* EXERCISE INSTRUCTIONS *
Every entry that follows should be reproduced exactly.

Dataset records
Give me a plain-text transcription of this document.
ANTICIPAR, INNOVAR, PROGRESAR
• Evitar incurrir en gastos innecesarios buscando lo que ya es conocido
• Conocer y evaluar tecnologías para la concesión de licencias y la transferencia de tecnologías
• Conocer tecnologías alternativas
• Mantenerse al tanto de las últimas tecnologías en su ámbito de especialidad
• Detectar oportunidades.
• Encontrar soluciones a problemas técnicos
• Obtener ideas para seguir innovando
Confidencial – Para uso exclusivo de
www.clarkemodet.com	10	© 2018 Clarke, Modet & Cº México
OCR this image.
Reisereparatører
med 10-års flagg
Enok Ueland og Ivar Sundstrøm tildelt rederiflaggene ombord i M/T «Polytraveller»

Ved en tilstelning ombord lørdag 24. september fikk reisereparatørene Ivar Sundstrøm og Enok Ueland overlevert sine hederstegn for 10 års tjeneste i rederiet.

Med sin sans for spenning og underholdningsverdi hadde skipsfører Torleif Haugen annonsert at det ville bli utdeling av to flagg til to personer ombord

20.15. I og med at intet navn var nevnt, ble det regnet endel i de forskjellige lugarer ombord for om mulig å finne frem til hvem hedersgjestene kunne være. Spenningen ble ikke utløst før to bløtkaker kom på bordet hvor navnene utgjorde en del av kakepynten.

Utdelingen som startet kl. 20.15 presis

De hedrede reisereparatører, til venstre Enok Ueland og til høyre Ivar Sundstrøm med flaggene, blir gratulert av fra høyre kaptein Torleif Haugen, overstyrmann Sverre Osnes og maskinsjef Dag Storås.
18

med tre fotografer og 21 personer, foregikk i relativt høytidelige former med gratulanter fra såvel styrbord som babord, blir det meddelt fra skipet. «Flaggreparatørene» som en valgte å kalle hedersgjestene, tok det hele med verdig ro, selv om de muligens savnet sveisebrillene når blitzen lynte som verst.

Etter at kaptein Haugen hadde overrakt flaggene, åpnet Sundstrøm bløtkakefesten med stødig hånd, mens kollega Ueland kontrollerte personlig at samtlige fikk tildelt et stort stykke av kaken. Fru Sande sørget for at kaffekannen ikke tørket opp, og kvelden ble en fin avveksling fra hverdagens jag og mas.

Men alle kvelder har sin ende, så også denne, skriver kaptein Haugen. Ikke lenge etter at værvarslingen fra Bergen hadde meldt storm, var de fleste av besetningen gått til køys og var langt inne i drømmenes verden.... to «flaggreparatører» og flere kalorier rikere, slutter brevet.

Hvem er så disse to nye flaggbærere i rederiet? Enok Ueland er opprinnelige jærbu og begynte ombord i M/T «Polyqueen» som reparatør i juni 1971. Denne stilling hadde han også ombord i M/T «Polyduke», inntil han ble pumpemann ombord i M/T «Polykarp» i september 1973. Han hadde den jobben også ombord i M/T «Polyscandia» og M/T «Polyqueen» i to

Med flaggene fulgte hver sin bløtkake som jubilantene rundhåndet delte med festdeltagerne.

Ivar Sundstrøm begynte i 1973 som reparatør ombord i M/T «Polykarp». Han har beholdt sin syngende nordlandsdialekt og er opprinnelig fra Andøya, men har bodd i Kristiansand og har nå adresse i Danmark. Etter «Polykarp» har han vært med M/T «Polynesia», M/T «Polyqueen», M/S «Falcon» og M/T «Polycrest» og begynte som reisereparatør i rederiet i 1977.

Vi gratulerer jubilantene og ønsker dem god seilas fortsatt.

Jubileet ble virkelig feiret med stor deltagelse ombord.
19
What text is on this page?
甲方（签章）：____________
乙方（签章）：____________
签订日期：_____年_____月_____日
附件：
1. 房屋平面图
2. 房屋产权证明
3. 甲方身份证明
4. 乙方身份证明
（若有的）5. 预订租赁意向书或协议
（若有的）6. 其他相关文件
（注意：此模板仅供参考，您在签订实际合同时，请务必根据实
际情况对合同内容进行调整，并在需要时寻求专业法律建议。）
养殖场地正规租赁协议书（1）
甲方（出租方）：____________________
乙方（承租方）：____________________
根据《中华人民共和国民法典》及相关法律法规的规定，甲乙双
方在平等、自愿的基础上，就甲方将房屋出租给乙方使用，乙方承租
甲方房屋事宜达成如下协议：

* RESPONSE TO THIS EXERCISE *
Give me a plain-text transcription of this document.
ANTICIPAR, INNOVAR, PROGRESAR
• Evitar incurrir en gastos innecesarios buscando lo que ya es conocido
• Conocer y evaluar tecnologías para la concesión de licencias y la transferencia de tecnologías
• Conocer tecnologías alternativas
• Mantenerse al tanto de las últimas tecnologías en su ámbito de especialidad
• Detectar oportunidades.
• Encontrar soluciones a problemas técnicos
• Obtener ideas para seguir innovando
Confidencial – Para uso exclusivo de
www.clarkemodet.com	10	© 2018 Clarke, Modet & Cº México
OCR this image.
Reisereparatører
med 10-års flagg
Enok Ueland og Ivar Sundstrøm tildelt rederiflaggene ombord i M/T «Polytraveller»

Ved en tilstelning ombord lørdag 24. september fikk reisereparatørene Ivar Sundstrøm og Enok Ueland overlevert sine hederstegn for 10 års tjeneste i rederiet.

Med sin sans for spenning og underholdningsverdi hadde skipsfører Torleif Haugen annonsert at det ville bli utdeling av to flagg til to personer ombord

20.15. I og med at intet navn var nevnt, ble det regnet endel i de forskjellige lugarer ombord for om mulig å finne frem til hvem hedersgjestene kunne være. Spenningen ble ikke utløst før to bløtkaker kom på bordet hvor navnene utgjorde en del av kakepynten.

Utdelingen som startet kl. 20.15 presis

De hedrede reisereparatører, til venstre Enok Ueland og til høyre Ivar Sundstrøm med flaggene, blir gratulert av fra høyre kaptein Torleif Haugen, overstyrmann Sverre Osnes og maskinsjef Dag Storås.
18

med tre fotografer og 21 personer, foregikk i relativt høytidelige former med gratulanter fra såvel styrbord som babord, blir det meddelt fra skipet. «Flaggreparatørene» som en valgte å kalle hedersgjestene, tok det hele med verdig ro, selv om de muligens savnet sveisebrillene når blitzen lynte som verst.

Etter at kaptein Haugen hadde overrakt flaggene, åpnet Sundstrøm bløtkakefesten med stødig hånd, mens kollega Ueland kontrollerte personlig at samtlige fikk tildelt et stort stykke av kaken. Fru Sande sørget for at kaffekannen ikke tørket opp, og kvelden ble en fin avveksling fra hverdagens jag og mas.

Men alle kvelder har sin ende, så også denne, skriver kaptein Haugen. Ikke lenge etter at værvarslingen fra Bergen hadde meldt storm, var de fleste av besetningen gått til køys og var langt inne i drømmenes verden.... to «flaggreparatører» og flere kalorier rikere, slutter brevet.

Hvem er så disse to nye flaggbærere i rederiet? Enok Ueland er opprinnelige jærbu og begynte ombord i M/T «Polyqueen» som reparatør i juni 1971. Denne stilling hadde han også ombord i M/T «Polyduke», inntil han ble pumpemann ombord i M/T «Polykarp» i september 1973. Han hadde den jobben også ombord i M/T «Polyscandia» og M/T «Polyqueen» i to

Med flaggene fulgte hver sin bløtkake som jubilantene rundhåndet delte med festdeltagerne.

Ivar Sundstrøm begynte i 1973 som reparatør ombord i M/T «Polykarp». Han har beholdt sin syngende nordlandsdialekt og er opprinnelig fra Andøya, men har bodd i Kristiansand og har nå adresse i Danmark. Etter «Polykarp» har han vært med M/T «Polynesia», M/T «Polyqueen», M/S «Falcon» og M/T «Polycrest» og begynte som reisereparatør i rederiet i 1977.

Vi gratulerer jubilantene og ønsker dem god seilas fortsatt.

Jubileet ble virkelig feiret med stor deltagelse ombord.
19
What text is on this page?
甲方（签章）：____________
乙方（签章）：____________
签订日期：_____年_____月_____日
附件：
1. 房屋平面图
2. 房屋产权证明
3. 甲方身份证明
4. 乙方身份证明
（若有的）5. 预订租赁意向书或协议
（若有的）6. 其他相关文件
（注意：此模板仅供参考，您在签订实际合同时，请务必根据实
际情况对合同内容进行调整，并在需要时寻求专业法律建议。）
养殖场地正规租赁协议书（1）
甲方（出租方）：____________________
乙方（承租方）：____________________
根据《中华人民共和国民法典》及相关法律法规的规定，甲乙双
方在平等、自愿的基础上，就甲方将房屋出租给乙方使用，乙方承租
甲方房屋事宜达成如下协议：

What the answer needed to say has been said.